# Exercise objective
The records below must be copied in full; omit the images.

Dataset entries
>>>
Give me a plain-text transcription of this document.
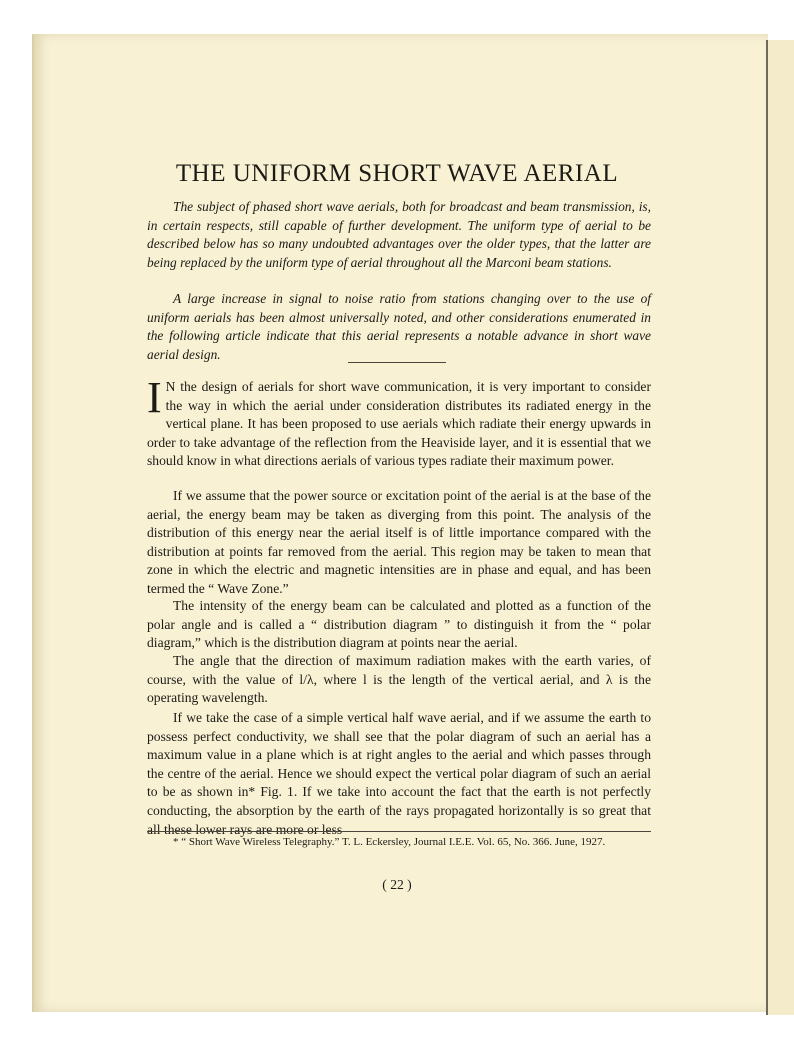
THE UNIFORM SHORT WAVE AERIAL

The subject of phased short wave aerials, both for broadcast and beam transmission, is, in certain respects, still capable of further development. The uniform type of aerial to be described below has so many undoubted advantages over the older types, that the latter are being replaced by the uniform type of aerial throughout all the Marconi beam stations.

A large increase in signal to noise ratio from stations changing over to the use of uniform aerials has been almost universally noted, and other considerations enumerated in the following article indicate that this aerial represents a notable advance in short wave aerial design.

I N the design of aerials for short wave communication, it is very important to consider the way in which the aerial under consideration distributes its radiated energy in the vertical plane. It has been proposed to use aerials which radiate their energy upwards in order to take advantage of the reflection from the Heaviside layer, and it is essential that we should know in what directions aerials of various types radiate their maximum power.

If we assume that the power source or excitation point of the aerial is at the base of the aerial, the energy beam may be taken as diverging from this point. The analysis of the distribution of this energy near the aerial itself is of little importance compared with the distribution at points far removed from the aerial. This region may be taken to mean that zone in which the electric and magnetic intensities are in phase and equal, and has been termed the “ Wave Zone.”

The intensity of the energy beam can be calculated and plotted as a function of the polar angle and is called a “ distribution diagram ” to distinguish it from the “ polar diagram,” which is the distribution diagram at points near the aerial.

The angle that the direction of maximum radiation makes with the earth varies, of course, with the value of l/λ, where l is the length of the vertical aerial, and λ is the operating wavelength.

If we take the case of a simple vertical half wave aerial, and if we assume the earth to possess perfect conductivity, we shall see that the polar diagram of such an aerial has a maximum value in a plane which is at right angles to the aerial and which passes through the centre of the aerial. Hence we should expect the vertical polar diagram of such an aerial to be as shown in* Fig. 1. If we take into account the fact that the earth is not perfectly conducting, the absorption by the earth of the rays propagated horizontally is so great that all these lower rays are more or less

* “ Short Wave Wireless Telegraphy.” T. L. Eckersley, Journal I.E.E. Vol. 65, No. 366. June, 1927.

( 22 )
<<<
# Expected answer
Give me a plain-text transcription of this document.
THE UNIFORM SHORT WAVE AERIAL

The subject of phased short wave aerials, both for broadcast and beam transmission, is, in certain respects, still capable of further development. The uniform type of aerial to be described below has so many undoubted advantages over the older types, that the latter are being replaced by the uniform type of aerial throughout all the Marconi beam stations.

A large increase in signal to noise ratio from stations changing over to the use of uniform aerials has been almost universally noted, and other considerations enumerated in the following article indicate that this aerial represents a notable advance in short wave aerial design.

I N the design of aerials for short wave communication, it is very important to consider the way in which the aerial under consideration distributes its radiated energy in the vertical plane. It has been proposed to use aerials which radiate their energy upwards in order to take advantage of the reflection from the Heaviside layer, and it is essential that we should know in what directions aerials of various types radiate their maximum power.

If we assume that the power source or excitation point of the aerial is at the base of the aerial, the energy beam may be taken as diverging from this point. The analysis of the distribution of this energy near the aerial itself is of little importance compared with the distribution at points far removed from the aerial. This region may be taken to mean that zone in which the electric and magnetic intensities are in phase and equal, and has been termed the “ Wave Zone.”

The intensity of the energy beam can be calculated and plotted as a function of the polar angle and is called a “ distribution diagram ” to distinguish it from the “ polar diagram,” which is the distribution diagram at points near the aerial.

The angle that the direction of maximum radiation makes with the earth varies, of course, with the value of l/λ, where l is the length of the vertical aerial, and λ is the operating wavelength.

If we take the case of a simple vertical half wave aerial, and if we assume the earth to possess perfect conductivity, we shall see that the polar diagram of such an aerial has a maximum value in a plane which is at right angles to the aerial and which passes through the centre of the aerial. Hence we should expect the vertical polar diagram of such an aerial to be as shown in* Fig. 1. If we take into account the fact that the earth is not perfectly conducting, the absorption by the earth of the rays propagated horizontally is so great that all these lower rays are more or less

* “ Short Wave Wireless Telegraphy.” T. L. Eckersley, Journal I.E.E. Vol. 65, No. 366. June, 1927.

( 22 )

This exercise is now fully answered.